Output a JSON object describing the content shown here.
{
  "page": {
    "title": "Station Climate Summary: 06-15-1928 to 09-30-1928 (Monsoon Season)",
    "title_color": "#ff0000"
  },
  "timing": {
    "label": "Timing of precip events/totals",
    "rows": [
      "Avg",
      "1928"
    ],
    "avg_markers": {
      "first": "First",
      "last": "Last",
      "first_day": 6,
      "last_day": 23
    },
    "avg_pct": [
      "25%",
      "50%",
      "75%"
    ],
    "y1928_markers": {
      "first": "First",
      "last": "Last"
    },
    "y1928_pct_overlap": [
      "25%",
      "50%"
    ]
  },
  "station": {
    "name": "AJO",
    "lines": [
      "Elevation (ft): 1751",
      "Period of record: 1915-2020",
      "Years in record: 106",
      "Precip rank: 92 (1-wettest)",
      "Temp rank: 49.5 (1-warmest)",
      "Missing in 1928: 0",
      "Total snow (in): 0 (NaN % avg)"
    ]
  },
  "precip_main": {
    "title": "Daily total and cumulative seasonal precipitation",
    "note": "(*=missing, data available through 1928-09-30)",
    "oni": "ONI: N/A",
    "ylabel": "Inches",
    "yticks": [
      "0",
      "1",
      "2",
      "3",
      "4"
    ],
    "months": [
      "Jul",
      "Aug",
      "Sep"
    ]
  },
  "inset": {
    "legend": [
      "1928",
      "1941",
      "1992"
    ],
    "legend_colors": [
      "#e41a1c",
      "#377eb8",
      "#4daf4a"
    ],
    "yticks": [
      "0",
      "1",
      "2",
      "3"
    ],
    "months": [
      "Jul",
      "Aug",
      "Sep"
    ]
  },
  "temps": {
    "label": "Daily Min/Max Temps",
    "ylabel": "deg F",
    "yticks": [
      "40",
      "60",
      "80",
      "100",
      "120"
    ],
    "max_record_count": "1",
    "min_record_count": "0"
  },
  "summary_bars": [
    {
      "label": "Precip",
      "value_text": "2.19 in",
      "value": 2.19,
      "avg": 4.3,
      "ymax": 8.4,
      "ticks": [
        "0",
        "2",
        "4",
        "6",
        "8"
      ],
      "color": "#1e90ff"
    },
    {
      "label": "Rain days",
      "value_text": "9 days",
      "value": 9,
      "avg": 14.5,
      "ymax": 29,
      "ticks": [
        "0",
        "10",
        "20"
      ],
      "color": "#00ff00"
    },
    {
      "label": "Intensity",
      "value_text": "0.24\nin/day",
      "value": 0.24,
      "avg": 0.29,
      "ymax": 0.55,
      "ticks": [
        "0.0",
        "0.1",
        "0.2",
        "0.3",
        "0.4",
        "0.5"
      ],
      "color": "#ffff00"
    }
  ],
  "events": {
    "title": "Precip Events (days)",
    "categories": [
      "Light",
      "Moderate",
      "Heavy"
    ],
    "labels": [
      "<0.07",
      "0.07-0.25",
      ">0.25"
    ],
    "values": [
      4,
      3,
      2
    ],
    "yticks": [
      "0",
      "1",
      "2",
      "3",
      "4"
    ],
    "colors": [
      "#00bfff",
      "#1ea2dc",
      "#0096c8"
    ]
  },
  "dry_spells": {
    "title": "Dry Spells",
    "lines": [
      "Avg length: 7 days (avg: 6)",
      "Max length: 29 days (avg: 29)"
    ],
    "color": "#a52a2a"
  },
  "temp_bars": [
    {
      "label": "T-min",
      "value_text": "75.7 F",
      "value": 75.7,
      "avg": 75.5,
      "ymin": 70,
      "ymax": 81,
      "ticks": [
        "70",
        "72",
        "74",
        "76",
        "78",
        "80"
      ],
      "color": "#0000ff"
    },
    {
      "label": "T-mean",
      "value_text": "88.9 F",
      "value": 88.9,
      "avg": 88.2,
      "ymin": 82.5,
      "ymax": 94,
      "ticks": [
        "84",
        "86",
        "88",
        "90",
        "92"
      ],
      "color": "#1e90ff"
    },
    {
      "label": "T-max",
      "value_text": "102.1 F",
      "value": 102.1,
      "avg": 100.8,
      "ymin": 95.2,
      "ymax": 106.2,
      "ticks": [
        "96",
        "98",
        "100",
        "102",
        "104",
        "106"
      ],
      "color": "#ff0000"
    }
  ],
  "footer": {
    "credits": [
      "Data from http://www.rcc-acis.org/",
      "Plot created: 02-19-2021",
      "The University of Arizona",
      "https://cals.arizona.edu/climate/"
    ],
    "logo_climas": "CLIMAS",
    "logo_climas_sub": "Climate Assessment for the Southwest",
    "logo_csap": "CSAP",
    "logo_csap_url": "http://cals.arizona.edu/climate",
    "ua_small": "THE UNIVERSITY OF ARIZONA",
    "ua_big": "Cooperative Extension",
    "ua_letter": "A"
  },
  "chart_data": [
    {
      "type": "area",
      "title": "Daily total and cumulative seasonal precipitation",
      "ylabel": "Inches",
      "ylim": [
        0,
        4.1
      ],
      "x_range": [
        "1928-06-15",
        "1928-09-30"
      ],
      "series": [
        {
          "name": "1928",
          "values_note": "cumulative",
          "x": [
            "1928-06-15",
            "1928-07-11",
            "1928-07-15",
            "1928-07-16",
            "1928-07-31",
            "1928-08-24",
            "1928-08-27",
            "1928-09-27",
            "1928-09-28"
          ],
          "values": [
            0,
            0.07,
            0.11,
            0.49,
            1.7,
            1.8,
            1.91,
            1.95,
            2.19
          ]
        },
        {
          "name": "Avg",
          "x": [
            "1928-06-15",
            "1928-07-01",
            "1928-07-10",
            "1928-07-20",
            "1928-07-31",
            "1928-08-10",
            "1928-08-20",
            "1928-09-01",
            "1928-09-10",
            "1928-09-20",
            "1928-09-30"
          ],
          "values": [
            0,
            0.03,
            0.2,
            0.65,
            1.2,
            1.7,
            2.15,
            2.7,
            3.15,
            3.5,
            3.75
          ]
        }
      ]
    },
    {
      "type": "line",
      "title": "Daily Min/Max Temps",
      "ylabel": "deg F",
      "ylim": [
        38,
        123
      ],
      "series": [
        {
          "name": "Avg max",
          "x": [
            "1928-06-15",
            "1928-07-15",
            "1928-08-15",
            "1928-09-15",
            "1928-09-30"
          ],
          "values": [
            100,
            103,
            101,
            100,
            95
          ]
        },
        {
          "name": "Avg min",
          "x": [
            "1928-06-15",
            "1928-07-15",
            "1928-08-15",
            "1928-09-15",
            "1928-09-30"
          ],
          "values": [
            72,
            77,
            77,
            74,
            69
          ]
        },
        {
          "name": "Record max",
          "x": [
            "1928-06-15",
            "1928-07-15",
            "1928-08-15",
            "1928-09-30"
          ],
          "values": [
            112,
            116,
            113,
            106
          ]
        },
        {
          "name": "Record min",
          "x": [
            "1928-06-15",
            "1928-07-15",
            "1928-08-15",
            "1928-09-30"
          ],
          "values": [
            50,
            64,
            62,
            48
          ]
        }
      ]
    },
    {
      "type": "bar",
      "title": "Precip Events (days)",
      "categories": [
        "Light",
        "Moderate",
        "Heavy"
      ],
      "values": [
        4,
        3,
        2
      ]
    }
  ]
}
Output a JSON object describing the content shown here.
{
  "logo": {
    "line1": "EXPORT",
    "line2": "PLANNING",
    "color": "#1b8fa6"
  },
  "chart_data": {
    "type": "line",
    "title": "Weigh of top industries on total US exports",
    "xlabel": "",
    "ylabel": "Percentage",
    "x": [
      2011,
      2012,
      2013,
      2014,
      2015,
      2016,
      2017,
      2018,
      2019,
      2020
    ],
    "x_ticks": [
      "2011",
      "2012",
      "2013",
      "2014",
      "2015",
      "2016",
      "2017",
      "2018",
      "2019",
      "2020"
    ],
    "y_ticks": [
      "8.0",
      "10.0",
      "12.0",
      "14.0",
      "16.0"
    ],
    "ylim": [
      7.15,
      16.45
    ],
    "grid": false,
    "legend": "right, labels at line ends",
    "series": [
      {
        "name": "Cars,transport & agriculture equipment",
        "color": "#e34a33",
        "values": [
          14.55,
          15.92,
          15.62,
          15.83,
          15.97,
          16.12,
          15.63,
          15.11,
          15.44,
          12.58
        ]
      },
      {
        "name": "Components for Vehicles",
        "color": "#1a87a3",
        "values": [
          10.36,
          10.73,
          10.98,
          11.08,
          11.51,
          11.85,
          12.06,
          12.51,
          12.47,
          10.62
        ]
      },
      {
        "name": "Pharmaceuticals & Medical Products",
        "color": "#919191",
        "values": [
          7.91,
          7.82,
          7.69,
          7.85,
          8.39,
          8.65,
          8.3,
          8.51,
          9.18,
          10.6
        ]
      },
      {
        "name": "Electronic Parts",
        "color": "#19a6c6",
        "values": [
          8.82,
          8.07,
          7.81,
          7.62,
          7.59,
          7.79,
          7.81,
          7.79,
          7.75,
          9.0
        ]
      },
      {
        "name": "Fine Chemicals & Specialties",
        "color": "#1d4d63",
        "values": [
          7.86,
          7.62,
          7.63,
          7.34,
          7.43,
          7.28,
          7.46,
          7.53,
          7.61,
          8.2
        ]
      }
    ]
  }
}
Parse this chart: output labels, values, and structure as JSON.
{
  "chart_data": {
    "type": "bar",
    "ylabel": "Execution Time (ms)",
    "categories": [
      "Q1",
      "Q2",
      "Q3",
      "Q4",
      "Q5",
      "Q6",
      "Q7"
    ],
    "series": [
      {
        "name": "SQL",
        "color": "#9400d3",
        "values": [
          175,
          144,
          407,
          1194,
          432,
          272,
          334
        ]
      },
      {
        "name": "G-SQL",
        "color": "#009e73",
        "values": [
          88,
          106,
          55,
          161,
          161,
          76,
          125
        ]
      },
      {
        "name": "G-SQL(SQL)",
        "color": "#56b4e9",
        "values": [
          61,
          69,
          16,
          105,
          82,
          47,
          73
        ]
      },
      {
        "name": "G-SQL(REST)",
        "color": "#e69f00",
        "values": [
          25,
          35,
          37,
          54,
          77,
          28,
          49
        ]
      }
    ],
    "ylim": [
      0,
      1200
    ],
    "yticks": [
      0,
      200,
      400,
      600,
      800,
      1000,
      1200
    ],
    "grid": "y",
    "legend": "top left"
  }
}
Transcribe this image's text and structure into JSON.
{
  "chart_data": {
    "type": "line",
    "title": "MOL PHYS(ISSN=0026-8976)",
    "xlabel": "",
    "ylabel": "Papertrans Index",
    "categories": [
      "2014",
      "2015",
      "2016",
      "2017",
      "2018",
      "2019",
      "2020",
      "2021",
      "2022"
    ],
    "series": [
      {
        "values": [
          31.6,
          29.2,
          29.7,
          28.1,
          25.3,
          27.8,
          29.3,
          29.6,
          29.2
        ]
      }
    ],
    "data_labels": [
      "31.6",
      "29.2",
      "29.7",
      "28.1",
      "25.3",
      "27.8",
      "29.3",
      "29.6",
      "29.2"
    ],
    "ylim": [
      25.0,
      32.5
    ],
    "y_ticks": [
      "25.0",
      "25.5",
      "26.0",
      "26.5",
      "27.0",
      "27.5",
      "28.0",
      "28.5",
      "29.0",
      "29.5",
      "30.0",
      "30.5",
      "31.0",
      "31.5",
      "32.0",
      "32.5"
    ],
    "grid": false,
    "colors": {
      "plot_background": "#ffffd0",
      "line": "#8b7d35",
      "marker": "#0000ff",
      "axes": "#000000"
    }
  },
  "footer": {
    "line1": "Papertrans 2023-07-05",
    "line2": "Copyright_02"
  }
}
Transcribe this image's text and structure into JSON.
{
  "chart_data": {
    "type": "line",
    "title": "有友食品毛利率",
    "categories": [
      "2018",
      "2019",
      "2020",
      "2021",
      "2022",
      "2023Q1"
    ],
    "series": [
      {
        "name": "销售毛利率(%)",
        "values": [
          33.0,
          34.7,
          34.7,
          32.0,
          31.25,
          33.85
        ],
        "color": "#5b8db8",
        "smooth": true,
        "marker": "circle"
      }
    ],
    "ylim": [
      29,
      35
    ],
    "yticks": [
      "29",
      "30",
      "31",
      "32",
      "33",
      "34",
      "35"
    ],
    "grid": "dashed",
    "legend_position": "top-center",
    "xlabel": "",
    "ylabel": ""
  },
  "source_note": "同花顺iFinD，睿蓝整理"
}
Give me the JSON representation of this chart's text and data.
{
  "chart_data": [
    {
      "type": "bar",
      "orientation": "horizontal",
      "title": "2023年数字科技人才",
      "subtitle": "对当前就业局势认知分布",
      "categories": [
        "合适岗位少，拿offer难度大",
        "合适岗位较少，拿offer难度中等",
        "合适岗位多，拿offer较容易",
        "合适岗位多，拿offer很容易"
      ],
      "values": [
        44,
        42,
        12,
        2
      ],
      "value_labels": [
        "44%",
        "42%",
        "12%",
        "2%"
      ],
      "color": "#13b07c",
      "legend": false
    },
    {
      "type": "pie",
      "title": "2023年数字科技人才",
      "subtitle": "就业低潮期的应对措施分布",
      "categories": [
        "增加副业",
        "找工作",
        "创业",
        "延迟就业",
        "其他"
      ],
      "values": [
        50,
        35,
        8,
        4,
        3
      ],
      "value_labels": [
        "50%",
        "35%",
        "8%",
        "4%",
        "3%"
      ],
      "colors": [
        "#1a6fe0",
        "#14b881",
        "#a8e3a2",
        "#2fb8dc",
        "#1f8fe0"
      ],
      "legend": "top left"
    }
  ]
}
* * * *
Exactly reproduce the lines from the one containing "Give me the" through the end of the records, and only those lines.

_ANSWER FOR THIS EXERCISE_
Give me the JSON representation of this chart's text and data.
{
  "chart_data": [
    {
      "type": "bar",
      "orientation": "horizontal",
      "title": "2023年数字科技人才",
      "subtitle": "对当前就业局势认知分布",
      "categories": [
        "合适岗位少，拿offer难度大",
        "合适岗位较少，拿offer难度中等",
        "合适岗位多，拿offer较容易",
        "合适岗位多，拿offer很容易"
      ],
      "values": [
        44,
        42,
        12,
        2
      ],
      "value_labels": [
        "44%",
        "42%",
        "12%",
        "2%"
      ],
      "color": "#13b07c",
      "legend": false
    },
    {
      "type": "pie",
      "title": "2023年数字科技人才",
      "subtitle": "就业低潮期的应对措施分布",
      "categories": [
        "增加副业",
        "找工作",
        "创业",
        "延迟就业",
        "其他"
      ],
      "values": [
        50,
        35,
        8,
        4,
        3
      ],
      "value_labels": [
        "50%",
        "35%",
        "8%",
        "4%",
        "3%"
      ],
      "colors": [
        "#1a6fe0",
        "#14b881",
        "#a8e3a2",
        "#2fb8dc",
        "#1f8fe0"
      ],
      "legend": "top left"
    }
  ]
}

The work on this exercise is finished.